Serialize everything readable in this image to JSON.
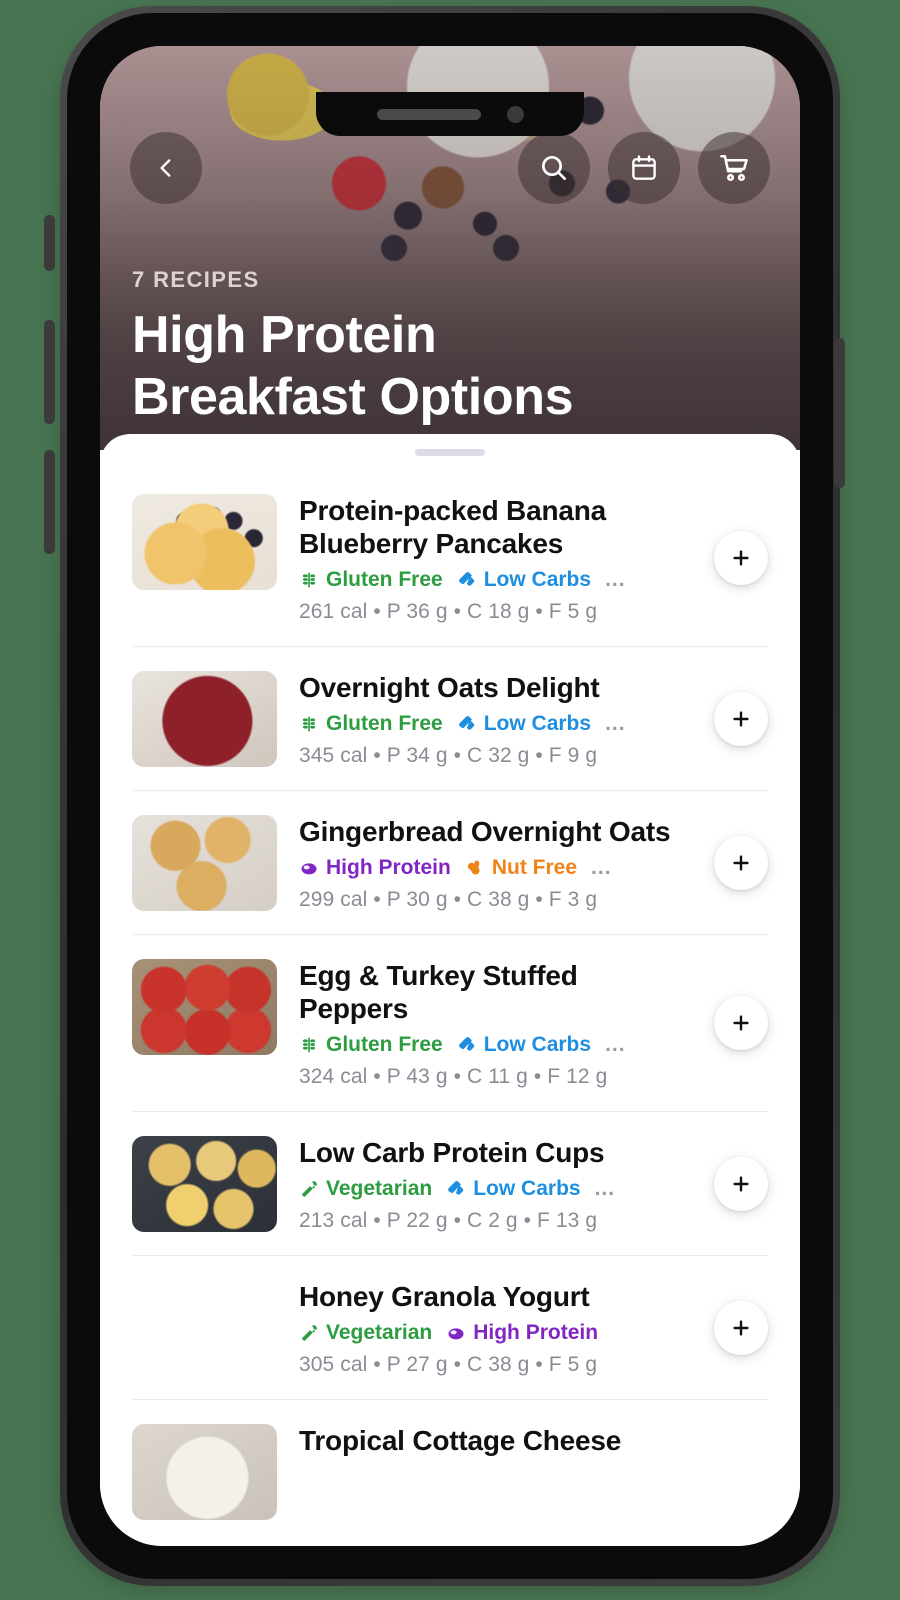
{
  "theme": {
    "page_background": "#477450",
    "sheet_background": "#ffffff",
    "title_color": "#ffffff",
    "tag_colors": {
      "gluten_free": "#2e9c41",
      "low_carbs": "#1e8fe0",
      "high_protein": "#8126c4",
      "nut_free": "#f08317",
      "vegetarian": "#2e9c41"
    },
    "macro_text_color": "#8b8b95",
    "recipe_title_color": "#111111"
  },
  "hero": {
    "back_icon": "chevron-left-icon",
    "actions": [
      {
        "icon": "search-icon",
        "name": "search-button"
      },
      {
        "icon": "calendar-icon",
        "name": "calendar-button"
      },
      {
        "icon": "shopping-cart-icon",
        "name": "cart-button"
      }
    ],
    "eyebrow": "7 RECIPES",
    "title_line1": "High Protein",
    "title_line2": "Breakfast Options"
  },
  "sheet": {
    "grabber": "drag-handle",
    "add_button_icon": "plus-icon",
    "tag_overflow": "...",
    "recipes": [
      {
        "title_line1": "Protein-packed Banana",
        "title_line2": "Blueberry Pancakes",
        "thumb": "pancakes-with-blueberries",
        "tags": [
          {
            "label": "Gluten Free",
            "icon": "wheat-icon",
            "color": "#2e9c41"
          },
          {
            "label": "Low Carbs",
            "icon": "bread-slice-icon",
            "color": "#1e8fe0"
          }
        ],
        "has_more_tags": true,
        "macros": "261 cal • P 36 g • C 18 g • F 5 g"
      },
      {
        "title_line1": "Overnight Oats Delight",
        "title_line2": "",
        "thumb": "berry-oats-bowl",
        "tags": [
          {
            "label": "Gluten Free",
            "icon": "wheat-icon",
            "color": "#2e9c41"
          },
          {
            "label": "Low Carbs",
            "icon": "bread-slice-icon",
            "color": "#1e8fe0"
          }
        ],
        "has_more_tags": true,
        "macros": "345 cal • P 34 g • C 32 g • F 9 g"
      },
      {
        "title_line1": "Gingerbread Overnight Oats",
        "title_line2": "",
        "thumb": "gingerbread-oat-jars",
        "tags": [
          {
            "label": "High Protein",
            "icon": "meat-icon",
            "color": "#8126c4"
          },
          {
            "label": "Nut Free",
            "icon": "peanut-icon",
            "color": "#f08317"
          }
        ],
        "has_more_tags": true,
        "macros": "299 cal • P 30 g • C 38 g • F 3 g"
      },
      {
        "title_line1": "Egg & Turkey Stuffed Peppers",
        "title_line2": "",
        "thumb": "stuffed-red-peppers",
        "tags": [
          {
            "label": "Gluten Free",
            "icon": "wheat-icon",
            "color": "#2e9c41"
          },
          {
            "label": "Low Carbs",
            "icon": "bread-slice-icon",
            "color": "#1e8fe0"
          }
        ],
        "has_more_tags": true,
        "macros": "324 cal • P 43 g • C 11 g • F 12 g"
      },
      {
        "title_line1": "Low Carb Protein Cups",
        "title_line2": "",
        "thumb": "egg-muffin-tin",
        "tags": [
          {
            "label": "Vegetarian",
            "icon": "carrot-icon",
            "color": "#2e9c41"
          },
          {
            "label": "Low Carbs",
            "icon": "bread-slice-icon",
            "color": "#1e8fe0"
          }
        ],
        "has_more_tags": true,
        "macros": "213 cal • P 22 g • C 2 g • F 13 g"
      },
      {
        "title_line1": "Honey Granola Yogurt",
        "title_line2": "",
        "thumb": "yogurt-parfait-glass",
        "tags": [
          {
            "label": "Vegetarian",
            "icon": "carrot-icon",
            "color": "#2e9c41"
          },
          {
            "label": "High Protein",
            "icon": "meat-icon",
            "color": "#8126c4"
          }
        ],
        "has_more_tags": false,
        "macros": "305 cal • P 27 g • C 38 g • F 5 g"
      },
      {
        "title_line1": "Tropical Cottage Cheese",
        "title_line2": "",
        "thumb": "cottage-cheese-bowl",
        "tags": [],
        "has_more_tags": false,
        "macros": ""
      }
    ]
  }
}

◇ ◇ ◇

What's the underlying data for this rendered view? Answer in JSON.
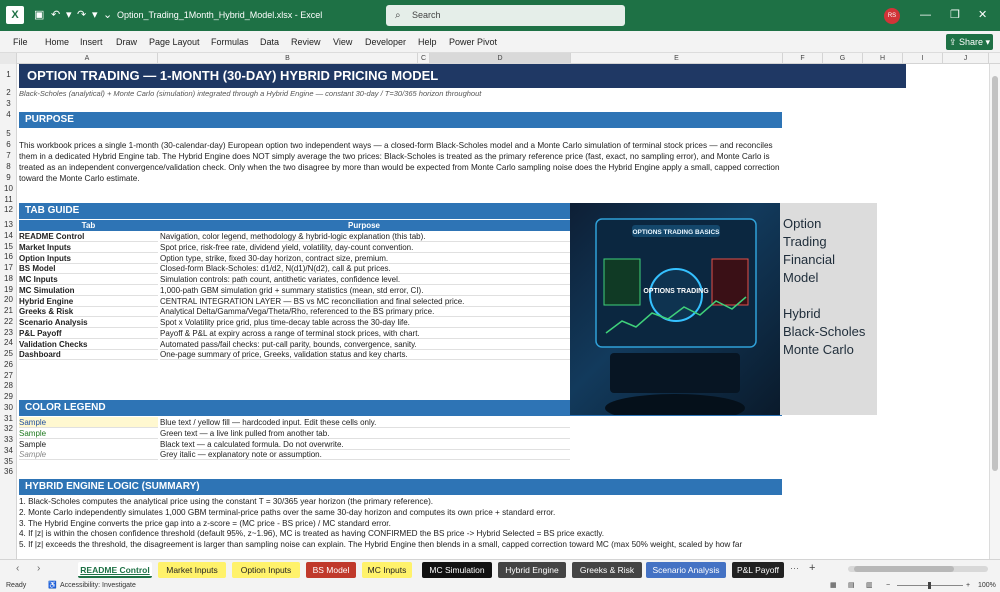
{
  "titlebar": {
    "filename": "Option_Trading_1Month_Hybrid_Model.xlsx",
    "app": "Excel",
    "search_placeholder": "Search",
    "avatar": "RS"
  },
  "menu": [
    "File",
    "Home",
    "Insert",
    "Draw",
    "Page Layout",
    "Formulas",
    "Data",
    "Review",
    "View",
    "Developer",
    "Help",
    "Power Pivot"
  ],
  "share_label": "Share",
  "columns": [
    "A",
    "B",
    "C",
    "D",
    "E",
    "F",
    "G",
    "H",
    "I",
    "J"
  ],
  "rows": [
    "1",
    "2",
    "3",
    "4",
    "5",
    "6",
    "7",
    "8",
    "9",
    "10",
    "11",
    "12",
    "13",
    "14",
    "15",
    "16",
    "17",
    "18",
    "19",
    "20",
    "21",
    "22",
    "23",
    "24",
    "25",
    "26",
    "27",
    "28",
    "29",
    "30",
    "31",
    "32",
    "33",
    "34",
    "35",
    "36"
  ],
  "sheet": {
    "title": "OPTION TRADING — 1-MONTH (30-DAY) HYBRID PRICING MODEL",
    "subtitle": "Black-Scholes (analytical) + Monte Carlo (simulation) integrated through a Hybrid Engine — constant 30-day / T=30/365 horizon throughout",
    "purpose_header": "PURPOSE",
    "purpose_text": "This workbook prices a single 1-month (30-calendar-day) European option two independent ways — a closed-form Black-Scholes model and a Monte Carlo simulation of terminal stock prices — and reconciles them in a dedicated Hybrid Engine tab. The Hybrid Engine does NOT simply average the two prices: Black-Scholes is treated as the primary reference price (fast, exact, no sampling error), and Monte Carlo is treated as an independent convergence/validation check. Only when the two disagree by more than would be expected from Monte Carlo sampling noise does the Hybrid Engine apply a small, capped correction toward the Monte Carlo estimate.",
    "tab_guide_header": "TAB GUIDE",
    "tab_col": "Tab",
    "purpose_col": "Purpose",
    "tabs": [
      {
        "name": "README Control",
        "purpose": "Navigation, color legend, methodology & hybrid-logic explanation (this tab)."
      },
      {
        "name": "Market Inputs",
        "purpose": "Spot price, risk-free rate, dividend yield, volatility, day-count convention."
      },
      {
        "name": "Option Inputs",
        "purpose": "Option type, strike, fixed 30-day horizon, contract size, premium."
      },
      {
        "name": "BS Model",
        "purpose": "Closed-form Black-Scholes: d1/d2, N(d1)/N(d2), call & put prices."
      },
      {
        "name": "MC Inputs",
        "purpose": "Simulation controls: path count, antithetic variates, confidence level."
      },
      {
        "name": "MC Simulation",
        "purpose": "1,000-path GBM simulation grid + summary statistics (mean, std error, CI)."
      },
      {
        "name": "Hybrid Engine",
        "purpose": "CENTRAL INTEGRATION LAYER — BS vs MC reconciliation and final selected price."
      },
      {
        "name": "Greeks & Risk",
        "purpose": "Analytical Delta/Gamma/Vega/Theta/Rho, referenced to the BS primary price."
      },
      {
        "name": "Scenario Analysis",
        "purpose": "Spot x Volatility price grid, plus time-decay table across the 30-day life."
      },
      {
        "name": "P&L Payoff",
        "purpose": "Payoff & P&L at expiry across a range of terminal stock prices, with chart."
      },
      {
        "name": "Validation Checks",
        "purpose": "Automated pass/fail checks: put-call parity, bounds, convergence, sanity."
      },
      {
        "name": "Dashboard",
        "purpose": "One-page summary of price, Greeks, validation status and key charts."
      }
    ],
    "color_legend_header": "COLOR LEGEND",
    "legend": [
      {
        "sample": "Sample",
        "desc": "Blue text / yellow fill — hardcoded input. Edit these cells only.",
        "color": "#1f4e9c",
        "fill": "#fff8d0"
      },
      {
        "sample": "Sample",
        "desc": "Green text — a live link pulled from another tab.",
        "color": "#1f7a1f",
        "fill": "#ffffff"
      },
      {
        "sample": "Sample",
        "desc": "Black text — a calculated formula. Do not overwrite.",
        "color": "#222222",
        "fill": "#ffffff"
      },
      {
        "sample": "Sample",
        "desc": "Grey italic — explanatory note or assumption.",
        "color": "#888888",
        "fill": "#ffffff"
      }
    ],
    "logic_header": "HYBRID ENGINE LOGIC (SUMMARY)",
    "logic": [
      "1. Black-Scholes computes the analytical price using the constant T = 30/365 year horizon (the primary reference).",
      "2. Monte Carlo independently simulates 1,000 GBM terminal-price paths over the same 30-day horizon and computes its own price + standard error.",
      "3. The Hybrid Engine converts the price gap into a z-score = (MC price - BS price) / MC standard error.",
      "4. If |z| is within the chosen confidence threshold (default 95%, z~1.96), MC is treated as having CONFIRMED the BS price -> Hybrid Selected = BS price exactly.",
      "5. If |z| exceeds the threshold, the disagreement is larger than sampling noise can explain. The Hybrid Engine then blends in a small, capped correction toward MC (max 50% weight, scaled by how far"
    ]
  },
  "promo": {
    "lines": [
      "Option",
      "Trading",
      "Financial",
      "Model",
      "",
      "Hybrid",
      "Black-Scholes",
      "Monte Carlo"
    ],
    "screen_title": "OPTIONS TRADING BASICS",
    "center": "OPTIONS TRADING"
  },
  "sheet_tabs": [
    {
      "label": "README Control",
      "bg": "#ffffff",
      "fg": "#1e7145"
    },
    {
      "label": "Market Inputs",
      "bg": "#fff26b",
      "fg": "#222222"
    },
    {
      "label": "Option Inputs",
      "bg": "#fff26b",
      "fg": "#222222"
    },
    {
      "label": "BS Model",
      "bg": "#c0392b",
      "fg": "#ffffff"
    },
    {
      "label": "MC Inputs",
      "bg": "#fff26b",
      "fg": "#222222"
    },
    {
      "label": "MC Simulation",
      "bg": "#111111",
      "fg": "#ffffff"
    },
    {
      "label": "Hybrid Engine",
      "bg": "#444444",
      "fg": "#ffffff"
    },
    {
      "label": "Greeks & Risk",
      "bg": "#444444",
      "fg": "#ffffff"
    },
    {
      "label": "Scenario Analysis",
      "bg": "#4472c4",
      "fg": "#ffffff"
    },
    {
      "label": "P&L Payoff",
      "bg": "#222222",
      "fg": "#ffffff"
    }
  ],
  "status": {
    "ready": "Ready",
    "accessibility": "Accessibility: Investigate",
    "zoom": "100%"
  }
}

◇ ◇ ◇

Work required:
Scan the records above, then copy out each line that mentions "stock".

Answer to this exercise:
    "purpose_text": "This workbook prices a single 1-month (30-calendar-day) European option two independent ways — a closed-form Black-Scholes model and a Monte Carlo simulation of terminal stock prices — and reconciles them in a dedicated Hybrid Engine tab. The Hybrid Engine does NOT simply average the two prices: Black-Scholes is treated as the primary reference price (fast, exact, no sampling error), and Monte Carlo is treated as an independent convergence/validation check. Only when the two disagree by more than would be expected from Monte Carlo sampling noise does the Hybrid Engine apply a small, capped correction toward the Monte Carlo estimate.",
        "purpose": "Payoff & P&L at expiry across a range of terminal stock prices, with chart."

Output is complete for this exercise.